Tareas por realizar:
**a.** Cita literalmente, del texto sobre la producción de alimentos, todo lo que va desde "Sin embargo, y" hasta "en otras especies.".
**b.** Escribe la continuación del texto sobre la producción de alimentos y la pandemia a partir de su última oración.

Texto de lectura:
---+---
Sin embargo, y como esta pandemia nos está mostrando, los efectos de la producción de alimentos en gran escala, soportado por sistemas alimentarios que asumen que las ganancias son centrales y que lo que más le preocupa a las personas es el precio de los alimentos más que su calidad, no solo afectan a las comunidades campesinas que producen alimentos bajo otras lógicas, o a las poblaciones pobres sin acceso a alimentos frescos sino que terminan afectando a un grupo mayor de población. Las formas actuales de producción de alimentos, centradas en los monocultivos y granjas de animales, han deteriorado y destruido las barreras naturales, han generado deforestación, reducido la diversidad biológica y han afectado los sistemas de interdependencia ecológica que nos aislaban de organismos patógenos presentes de forma natural en otras especies.
---+---
Datos proporcionados:
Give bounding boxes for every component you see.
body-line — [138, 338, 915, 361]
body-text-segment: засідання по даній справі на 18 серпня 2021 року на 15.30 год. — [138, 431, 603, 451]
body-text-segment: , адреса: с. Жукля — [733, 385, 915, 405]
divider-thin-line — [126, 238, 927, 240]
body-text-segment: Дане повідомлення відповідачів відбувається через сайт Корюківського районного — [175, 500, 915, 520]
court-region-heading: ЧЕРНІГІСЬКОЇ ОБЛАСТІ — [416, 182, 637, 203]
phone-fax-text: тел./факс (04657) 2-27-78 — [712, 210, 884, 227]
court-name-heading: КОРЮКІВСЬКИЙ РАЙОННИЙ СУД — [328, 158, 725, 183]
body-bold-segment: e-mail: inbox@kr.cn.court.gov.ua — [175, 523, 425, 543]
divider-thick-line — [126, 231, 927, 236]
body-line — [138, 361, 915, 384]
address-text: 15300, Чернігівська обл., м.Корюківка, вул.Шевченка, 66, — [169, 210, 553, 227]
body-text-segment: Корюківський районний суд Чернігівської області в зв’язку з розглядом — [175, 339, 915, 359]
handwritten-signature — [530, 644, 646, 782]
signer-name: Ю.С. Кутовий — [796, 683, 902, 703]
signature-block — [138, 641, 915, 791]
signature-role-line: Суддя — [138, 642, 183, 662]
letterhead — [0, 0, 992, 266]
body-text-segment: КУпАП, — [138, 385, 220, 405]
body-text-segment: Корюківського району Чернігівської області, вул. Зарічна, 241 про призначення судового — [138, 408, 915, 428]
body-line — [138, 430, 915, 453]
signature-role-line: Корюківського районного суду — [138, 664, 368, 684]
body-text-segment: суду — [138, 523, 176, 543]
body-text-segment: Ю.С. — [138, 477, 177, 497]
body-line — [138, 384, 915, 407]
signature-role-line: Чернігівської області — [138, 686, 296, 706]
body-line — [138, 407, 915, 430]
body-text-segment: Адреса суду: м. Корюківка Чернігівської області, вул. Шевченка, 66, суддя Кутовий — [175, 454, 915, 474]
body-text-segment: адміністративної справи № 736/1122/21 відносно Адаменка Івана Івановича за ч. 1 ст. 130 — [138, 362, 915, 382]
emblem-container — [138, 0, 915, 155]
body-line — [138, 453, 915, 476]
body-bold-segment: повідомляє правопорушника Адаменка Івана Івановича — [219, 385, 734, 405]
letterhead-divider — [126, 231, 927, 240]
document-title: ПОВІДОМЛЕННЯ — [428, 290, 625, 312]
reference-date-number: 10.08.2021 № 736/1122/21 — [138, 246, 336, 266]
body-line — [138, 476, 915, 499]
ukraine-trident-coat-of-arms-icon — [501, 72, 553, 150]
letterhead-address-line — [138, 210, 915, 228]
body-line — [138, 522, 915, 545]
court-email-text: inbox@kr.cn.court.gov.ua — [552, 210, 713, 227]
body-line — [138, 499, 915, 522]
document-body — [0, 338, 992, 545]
---+---
Respuestas por tarea:
**a.**
Sin embargo, y como esta pandemia nos está mostrando, los efectos de la producción de alimentos en gran escala, soportado por sistemas alimentarios que asumen que las ganancias son centrales y que lo que más le preocupa a las personas es el precio de los alimentos más que su calidad, no solo afectan a las comunidades campesinas que producen alimentos bajo otras lógicas, o a las poblaciones pobres sin acceso a alimentos frescos sino que terminan afectando a un grupo mayor de población. Las formas actuales de producción de alimentos, centradas en los monocultivos y granjas de animales, han deteriorado y destruido las barreras naturales, han generado deforestación, reducido la diversidad biológica y han afectado los sistemas de interdependencia ecológica que nos aislaban de organismos patógenos presentes de forma natural en otras especies.

**b.**
Esto nos invita a pensar o a imaginarnos si serían posibles otras formas de producción capaces de alimentar a todas las personas sin exponerlas a enfermedades, si habrían espacios para otros sistemas alimentarios que sean diversos y que respondan a los contextos, preferencias y necesidades de poblaciones diversas o si tendríamos las capacidades de crear alternativas de producción sostenibles que reconozcan y valoren la relación naturaleza y sociedad y no las perciban como dos mundos separados e independientes. Afortunadamente, estos no son escenarios utópicos, sino que son alternativas a los sistemas alimentarios que ya existen, como es el caso de la soberanía alimentaria.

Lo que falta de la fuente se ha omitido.